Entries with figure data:
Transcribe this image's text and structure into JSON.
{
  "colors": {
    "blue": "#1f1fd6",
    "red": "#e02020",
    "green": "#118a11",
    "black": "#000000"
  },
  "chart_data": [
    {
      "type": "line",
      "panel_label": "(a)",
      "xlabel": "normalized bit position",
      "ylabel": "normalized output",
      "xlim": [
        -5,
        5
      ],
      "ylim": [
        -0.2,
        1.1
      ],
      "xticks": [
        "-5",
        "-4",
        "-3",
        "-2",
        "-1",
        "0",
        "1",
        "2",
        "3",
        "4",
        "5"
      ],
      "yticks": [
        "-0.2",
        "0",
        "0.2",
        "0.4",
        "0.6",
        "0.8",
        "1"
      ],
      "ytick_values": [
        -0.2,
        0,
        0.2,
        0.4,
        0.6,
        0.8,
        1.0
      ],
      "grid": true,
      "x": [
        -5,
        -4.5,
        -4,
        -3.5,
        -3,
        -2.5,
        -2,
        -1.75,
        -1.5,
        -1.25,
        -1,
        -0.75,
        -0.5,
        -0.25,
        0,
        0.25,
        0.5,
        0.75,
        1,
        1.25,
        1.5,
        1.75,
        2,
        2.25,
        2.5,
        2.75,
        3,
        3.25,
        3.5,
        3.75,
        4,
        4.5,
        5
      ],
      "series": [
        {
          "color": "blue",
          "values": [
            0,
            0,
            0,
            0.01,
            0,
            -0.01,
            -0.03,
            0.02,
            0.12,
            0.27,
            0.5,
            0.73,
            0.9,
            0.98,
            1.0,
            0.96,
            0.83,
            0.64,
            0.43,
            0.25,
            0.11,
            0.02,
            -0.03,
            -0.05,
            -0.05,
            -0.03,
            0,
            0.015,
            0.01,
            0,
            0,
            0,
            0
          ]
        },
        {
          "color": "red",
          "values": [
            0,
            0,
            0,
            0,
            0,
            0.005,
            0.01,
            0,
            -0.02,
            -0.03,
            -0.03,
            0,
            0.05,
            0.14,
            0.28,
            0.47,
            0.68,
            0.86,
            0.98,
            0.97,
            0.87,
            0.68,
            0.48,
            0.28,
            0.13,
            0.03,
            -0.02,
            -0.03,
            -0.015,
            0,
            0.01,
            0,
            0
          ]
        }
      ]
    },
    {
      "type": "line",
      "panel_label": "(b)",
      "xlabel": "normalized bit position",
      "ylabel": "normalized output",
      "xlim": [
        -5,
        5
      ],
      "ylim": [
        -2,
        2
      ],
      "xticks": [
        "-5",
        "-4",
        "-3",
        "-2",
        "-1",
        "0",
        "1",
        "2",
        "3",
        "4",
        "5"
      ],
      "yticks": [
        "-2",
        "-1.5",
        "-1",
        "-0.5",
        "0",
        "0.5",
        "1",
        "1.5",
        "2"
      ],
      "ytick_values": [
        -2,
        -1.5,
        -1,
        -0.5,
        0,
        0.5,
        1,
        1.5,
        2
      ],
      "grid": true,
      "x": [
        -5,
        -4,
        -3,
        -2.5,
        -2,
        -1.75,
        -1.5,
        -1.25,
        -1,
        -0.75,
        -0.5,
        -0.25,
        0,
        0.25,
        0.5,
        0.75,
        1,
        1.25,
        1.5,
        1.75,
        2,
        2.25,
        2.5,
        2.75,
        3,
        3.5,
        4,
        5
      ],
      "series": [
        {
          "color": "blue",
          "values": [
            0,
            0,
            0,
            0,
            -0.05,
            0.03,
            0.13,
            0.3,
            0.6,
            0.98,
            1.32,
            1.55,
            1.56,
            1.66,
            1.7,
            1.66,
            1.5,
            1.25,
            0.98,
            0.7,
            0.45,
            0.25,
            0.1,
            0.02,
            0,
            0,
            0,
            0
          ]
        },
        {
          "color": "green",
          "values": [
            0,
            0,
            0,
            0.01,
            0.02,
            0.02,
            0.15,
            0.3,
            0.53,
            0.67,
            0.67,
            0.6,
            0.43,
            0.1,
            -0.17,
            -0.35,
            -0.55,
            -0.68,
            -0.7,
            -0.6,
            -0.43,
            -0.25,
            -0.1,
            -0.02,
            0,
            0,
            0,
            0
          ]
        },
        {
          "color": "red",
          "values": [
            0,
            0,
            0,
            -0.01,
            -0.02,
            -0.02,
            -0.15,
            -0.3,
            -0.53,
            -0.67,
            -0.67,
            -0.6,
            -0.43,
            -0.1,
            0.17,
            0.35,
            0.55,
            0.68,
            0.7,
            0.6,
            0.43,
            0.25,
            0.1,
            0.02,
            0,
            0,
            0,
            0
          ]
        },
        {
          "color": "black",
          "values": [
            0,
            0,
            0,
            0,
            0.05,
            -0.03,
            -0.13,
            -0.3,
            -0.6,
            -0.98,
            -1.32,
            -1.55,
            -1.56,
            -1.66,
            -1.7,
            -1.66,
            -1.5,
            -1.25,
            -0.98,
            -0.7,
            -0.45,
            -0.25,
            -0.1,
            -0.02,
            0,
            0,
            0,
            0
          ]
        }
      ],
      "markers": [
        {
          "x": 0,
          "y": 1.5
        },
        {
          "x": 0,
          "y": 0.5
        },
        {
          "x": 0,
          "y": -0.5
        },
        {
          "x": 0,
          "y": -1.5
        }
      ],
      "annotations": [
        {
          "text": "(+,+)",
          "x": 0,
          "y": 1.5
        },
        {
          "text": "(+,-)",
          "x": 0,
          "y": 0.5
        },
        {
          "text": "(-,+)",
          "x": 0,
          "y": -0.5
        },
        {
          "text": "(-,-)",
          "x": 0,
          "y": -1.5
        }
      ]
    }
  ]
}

| Task to complete |
Print out every record again, exactly and in full.

| Result of this exercise |
Transcribe this image's text and structure into JSON.
{
  "colors": {
    "blue": "#1f1fd6",
    "red": "#e02020",
    "green": "#118a11",
    "black": "#000000"
  },
  "chart_data": [
    {
      "type": "line",
      "panel_label": "(a)",
      "xlabel": "normalized bit position",
      "ylabel": "normalized output",
      "xlim": [
        -5,
        5
      ],
      "ylim": [
        -0.2,
        1.1
      ],
      "xticks": [
        "-5",
        "-4",
        "-3",
        "-2",
        "-1",
        "0",
        "1",
        "2",
        "3",
        "4",
        "5"
      ],
      "yticks": [
        "-0.2",
        "0",
        "0.2",
        "0.4",
        "0.6",
        "0.8",
        "1"
      ],
      "ytick_values": [
        -0.2,
        0,
        0.2,
        0.4,
        0.6,
        0.8,
        1.0
      ],
      "grid": true,
      "x": [
        -5,
        -4.5,
        -4,
        -3.5,
        -3,
        -2.5,
        -2,
        -1.75,
        -1.5,
        -1.25,
        -1,
        -0.75,
        -0.5,
        -0.25,
        0,
        0.25,
        0.5,
        0.75,
        1,
        1.25,
        1.5,
        1.75,
        2,
        2.25,
        2.5,
        2.75,
        3,
        3.25,
        3.5,
        3.75,
        4,
        4.5,
        5
      ],
      "series": [
        {
          "color": "blue",
          "values": [
            0,
            0,
            0,
            0.01,
            0,
            -0.01,
            -0.03,
            0.02,
            0.12,
            0.27,
            0.5,
            0.73,
            0.9,
            0.98,
            1.0,
            0.96,
            0.83,
            0.64,
            0.43,
            0.25,
            0.11,
            0.02,
            -0.03,
            -0.05,
            -0.05,
            -0.03,
            0,
            0.015,
            0.01,
            0,
            0,
            0,
            0
          ]
        },
        {
          "color": "red",
          "values": [
            0,
            0,
            0,
            0,
            0,
            0.005,
            0.01,
            0,
            -0.02,
            -0.03,
            -0.03,
            0,
            0.05,
            0.14,
            0.28,
            0.47,
            0.68,
            0.86,
            0.98,
            0.97,
            0.87,
            0.68,
            0.48,
            0.28,
            0.13,
            0.03,
            -0.02,
            -0.03,
            -0.015,
            0,
            0.01,
            0,
            0
          ]
        }
      ]
    },
    {
      "type": "line",
      "panel_label": "(b)",
      "xlabel": "normalized bit position",
      "ylabel": "normalized output",
      "xlim": [
        -5,
        5
      ],
      "ylim": [
        -2,
        2
      ],
      "xticks": [
        "-5",
        "-4",
        "-3",
        "-2",
        "-1",
        "0",
        "1",
        "2",
        "3",
        "4",
        "5"
      ],
      "yticks": [
        "-2",
        "-1.5",
        "-1",
        "-0.5",
        "0",
        "0.5",
        "1",
        "1.5",
        "2"
      ],
      "ytick_values": [
        -2,
        -1.5,
        -1,
        -0.5,
        0,
        0.5,
        1,
        1.5,
        2
      ],
      "grid": true,
      "x": [
        -5,
        -4,
        -3,
        -2.5,
        -2,
        -1.75,
        -1.5,
        -1.25,
        -1,
        -0.75,
        -0.5,
        -0.25,
        0,
        0.25,
        0.5,
        0.75,
        1,
        1.25,
        1.5,
        1.75,
        2,
        2.25,
        2.5,
        2.75,
        3,
        3.5,
        4,
        5
      ],
      "series": [
        {
          "color": "blue",
          "values": [
            0,
            0,
            0,
            0,
            -0.05,
            0.03,
            0.13,
            0.3,
            0.6,
            0.98,
            1.32,
            1.55,
            1.56,
            1.66,
            1.7,
            1.66,
            1.5,
            1.25,
            0.98,
            0.7,
            0.45,
            0.25,
            0.1,
            0.02,
            0,
            0,
            0,
            0
          ]
        },
        {
          "color": "green",
          "values": [
            0,
            0,
            0,
            0.01,
            0.02,
            0.02,
            0.15,
            0.3,
            0.53,
            0.67,
            0.67,
            0.6,
            0.43,
            0.1,
            -0.17,
            -0.35,
            -0.55,
            -0.68,
            -0.7,
            -0.6,
            -0.43,
            -0.25,
            -0.1,
            -0.02,
            0,
            0,
            0,
            0
          ]
        },
        {
          "color": "red",
          "values": [
            0,
            0,
            0,
            -0.01,
            -0.02,
            -0.02,
            -0.15,
            -0.3,
            -0.53,
            -0.67,
            -0.67,
            -0.6,
            -0.43,
            -0.1,
            0.17,
            0.35,
            0.55,
            0.68,
            0.7,
            0.6,
            0.43,
            0.25,
            0.1,
            0.02,
            0,
            0,
            0,
            0
          ]
        },
        {
          "color": "black",
          "values": [
            0,
            0,
            0,
            0,
            0.05,
            -0.03,
            -0.13,
            -0.3,
            -0.6,
            -0.98,
            -1.32,
            -1.55,
            -1.56,
            -1.66,
            -1.7,
            -1.66,
            -1.5,
            -1.25,
            -0.98,
            -0.7,
            -0.45,
            -0.25,
            -0.1,
            -0.02,
            0,
            0,
            0,
            0
          ]
        }
      ],
      "markers": [
        {
          "x": 0,
          "y": 1.5
        },
        {
          "x": 0,
          "y": 0.5
        },
        {
          "x": 0,
          "y": -0.5
        },
        {
          "x": 0,
          "y": -1.5
        }
      ],
      "annotations": [
        {
          "text": "(+,+)",
          "x": 0,
          "y": 1.5
        },
        {
          "text": "(+,-)",
          "x": 0,
          "y": 0.5
        },
        {
          "text": "(-,+)",
          "x": 0,
          "y": -0.5
        },
        {
          "text": "(-,-)",
          "x": 0,
          "y": -1.5
        }
      ]
    }
  ]
}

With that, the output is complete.